- [Task directions]
What is the number of lines containing the string "scroll"? Answer with the number only.

________________

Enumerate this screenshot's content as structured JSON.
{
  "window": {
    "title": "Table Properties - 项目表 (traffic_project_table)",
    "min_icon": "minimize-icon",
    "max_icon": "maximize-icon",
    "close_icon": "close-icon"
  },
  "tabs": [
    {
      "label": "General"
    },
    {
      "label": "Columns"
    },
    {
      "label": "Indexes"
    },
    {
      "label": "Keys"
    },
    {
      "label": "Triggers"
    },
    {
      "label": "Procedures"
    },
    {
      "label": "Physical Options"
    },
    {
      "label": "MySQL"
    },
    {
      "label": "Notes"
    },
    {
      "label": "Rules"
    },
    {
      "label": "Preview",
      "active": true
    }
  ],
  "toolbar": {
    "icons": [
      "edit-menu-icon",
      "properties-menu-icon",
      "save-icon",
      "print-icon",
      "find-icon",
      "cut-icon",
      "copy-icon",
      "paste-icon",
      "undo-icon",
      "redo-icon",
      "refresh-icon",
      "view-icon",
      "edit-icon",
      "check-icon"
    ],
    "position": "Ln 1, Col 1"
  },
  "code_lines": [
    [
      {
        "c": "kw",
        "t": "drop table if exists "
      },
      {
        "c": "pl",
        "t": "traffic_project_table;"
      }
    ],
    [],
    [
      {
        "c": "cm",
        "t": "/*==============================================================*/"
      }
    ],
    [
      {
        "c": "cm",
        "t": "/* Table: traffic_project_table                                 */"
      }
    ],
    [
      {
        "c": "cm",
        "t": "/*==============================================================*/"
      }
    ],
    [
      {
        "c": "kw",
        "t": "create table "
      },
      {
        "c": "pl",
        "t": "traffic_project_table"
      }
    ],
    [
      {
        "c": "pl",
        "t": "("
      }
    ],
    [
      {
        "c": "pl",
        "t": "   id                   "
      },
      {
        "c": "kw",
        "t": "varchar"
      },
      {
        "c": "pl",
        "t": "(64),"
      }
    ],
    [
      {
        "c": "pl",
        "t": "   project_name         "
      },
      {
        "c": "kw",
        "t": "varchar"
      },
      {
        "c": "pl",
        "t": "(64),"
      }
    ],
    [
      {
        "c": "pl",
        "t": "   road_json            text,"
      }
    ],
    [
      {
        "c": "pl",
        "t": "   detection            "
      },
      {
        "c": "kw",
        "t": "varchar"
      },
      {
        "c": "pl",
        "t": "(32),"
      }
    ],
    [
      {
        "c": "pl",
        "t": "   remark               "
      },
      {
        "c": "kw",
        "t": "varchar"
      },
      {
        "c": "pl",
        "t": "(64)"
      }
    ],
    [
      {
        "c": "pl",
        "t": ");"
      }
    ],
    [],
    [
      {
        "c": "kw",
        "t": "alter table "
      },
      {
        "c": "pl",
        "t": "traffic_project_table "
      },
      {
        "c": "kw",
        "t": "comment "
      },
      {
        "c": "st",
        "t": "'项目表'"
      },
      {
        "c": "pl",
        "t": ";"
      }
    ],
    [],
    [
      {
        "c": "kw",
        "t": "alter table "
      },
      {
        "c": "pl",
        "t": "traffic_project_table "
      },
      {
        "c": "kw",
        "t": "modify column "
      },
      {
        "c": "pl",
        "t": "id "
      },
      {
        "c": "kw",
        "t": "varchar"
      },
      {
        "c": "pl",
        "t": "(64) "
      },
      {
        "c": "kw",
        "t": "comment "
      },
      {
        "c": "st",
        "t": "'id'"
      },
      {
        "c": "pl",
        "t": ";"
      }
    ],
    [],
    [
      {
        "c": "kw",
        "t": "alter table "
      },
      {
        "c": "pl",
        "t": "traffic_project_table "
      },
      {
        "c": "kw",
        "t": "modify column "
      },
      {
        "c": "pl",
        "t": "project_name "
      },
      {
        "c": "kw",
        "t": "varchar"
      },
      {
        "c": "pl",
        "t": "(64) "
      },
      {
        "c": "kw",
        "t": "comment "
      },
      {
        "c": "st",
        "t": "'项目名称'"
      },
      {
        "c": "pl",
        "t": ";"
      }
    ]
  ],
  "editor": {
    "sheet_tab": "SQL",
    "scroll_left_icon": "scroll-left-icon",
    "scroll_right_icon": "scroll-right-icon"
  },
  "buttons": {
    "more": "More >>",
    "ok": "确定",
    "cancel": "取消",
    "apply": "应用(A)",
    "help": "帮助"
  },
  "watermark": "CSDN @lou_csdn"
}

________________

- [Answer below]
2